Using the data below, copy every line that contains the word "Student".

[RECORDS TO PROCESS]
»»
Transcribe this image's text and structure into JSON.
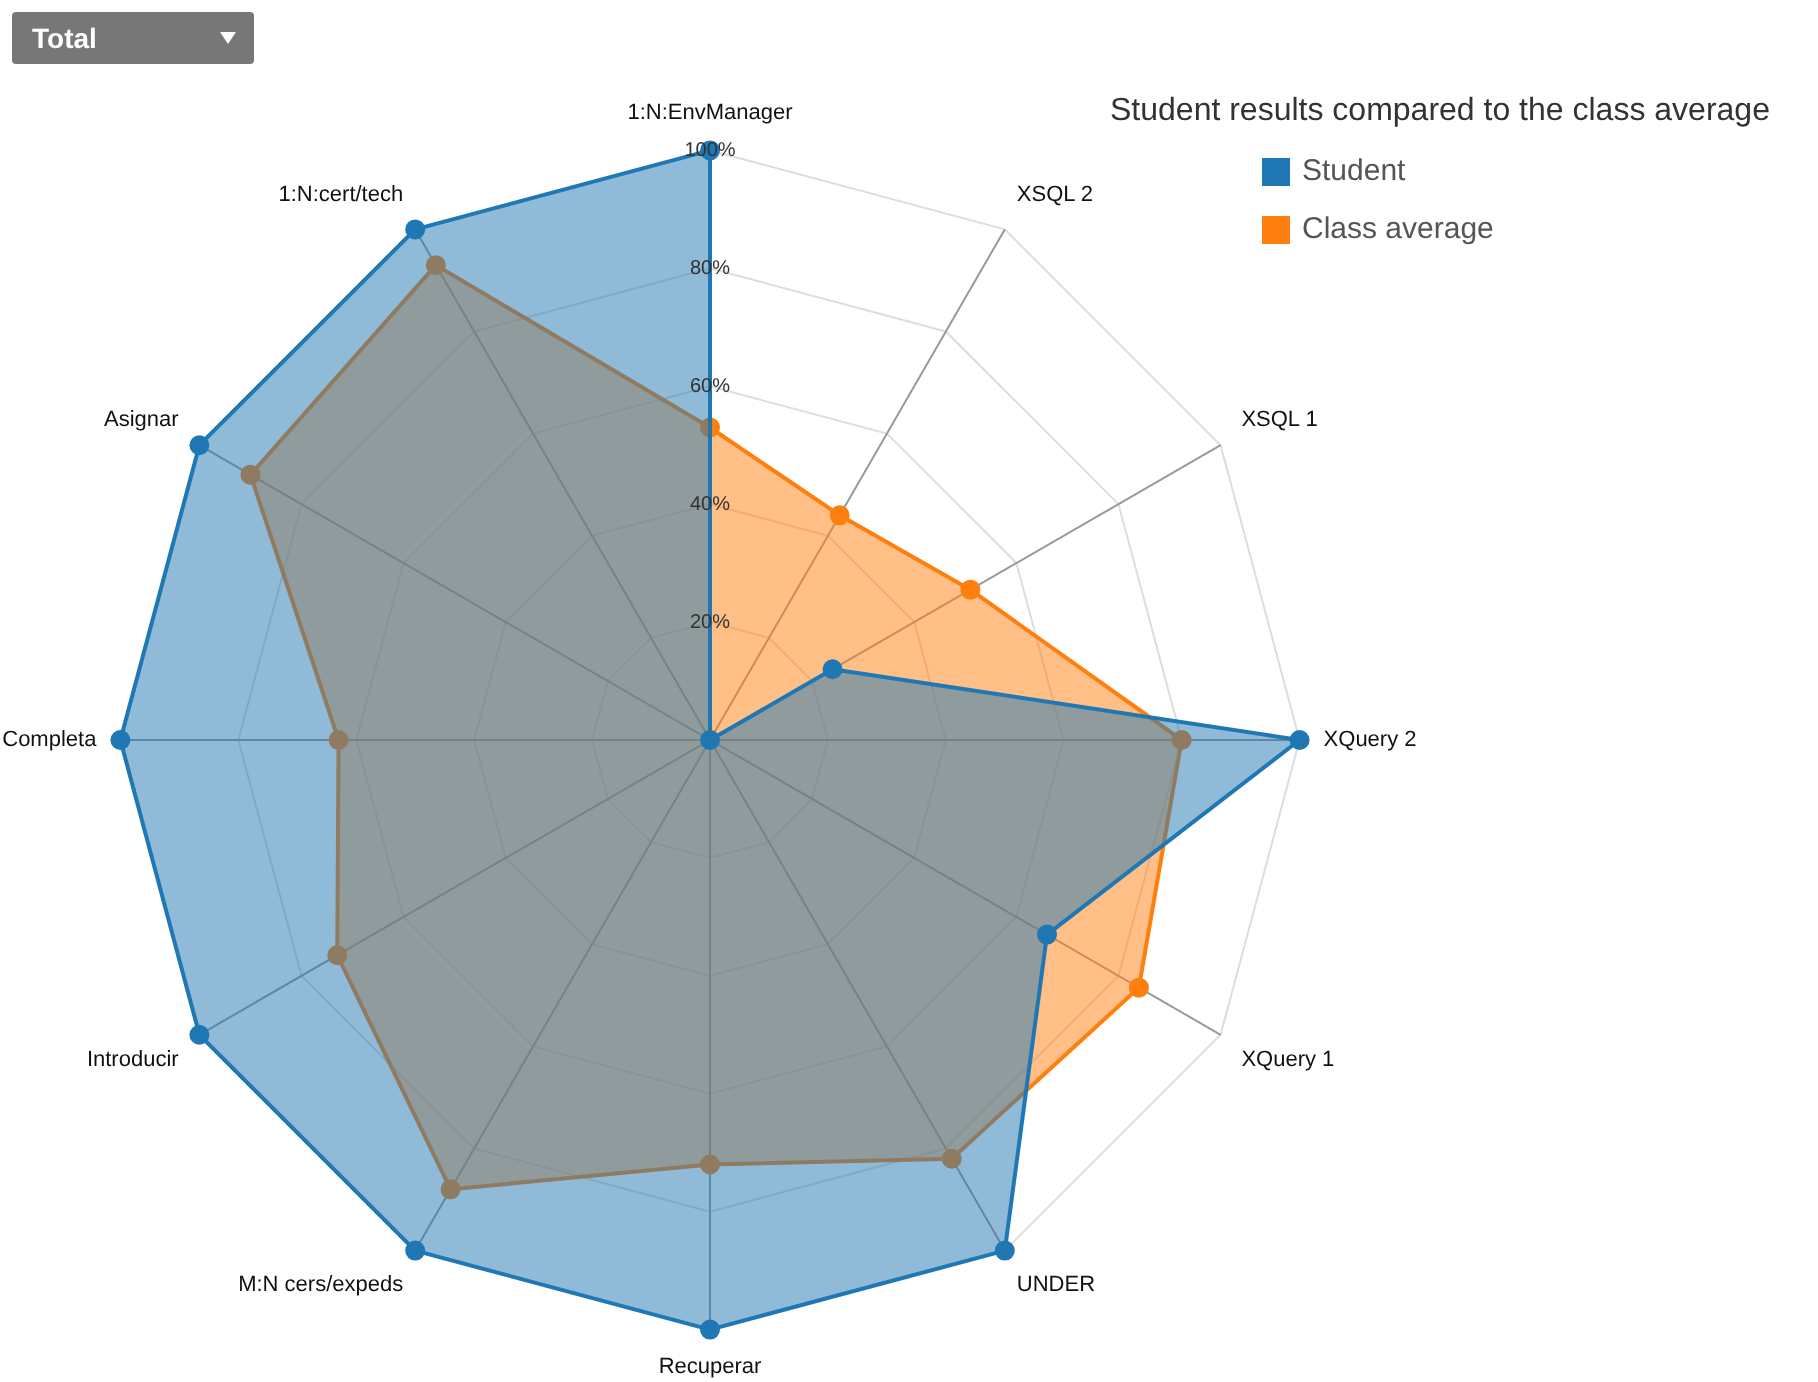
{
  "chart_data": {
    "type": "radar",
    "legend_title": "Student results compared to the class average",
    "annotations": [
      "Total"
    ],
    "categories": [
      "1:N:EnvManager",
      "XSQL 2",
      "XSQL 1",
      "XQuery 2",
      "XQuery 1",
      "UNDER",
      "Recuperar",
      "M:N cers/expeds",
      "Introducir",
      "Completa",
      "Asignar",
      "1:N:cert/tech"
    ],
    "series": [
      {
        "name": "Student",
        "color": "#1f77b4",
        "values": [
          100,
          0,
          24,
          100,
          66,
          100,
          100,
          100,
          100,
          100,
          100,
          100
        ]
      },
      {
        "name": "Class average",
        "color": "#ff7f0e",
        "values": [
          53,
          44,
          51,
          80,
          84,
          82,
          72,
          88,
          73,
          63,
          90,
          93
        ]
      }
    ],
    "ylim": [
      0,
      100
    ],
    "yticks": [
      {
        "value": 20,
        "label": "20%"
      },
      {
        "value": 40,
        "label": "40%"
      },
      {
        "value": 60,
        "label": "60%"
      },
      {
        "value": 80,
        "label": "80%"
      },
      {
        "value": 100,
        "label": "100%"
      }
    ],
    "grid": true,
    "legend": "top right",
    "marker": "circle"
  }
}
««
[PROBLEM SOLUTION]
    "legend_title": "Student results compared to the class average",
        "name": "Student",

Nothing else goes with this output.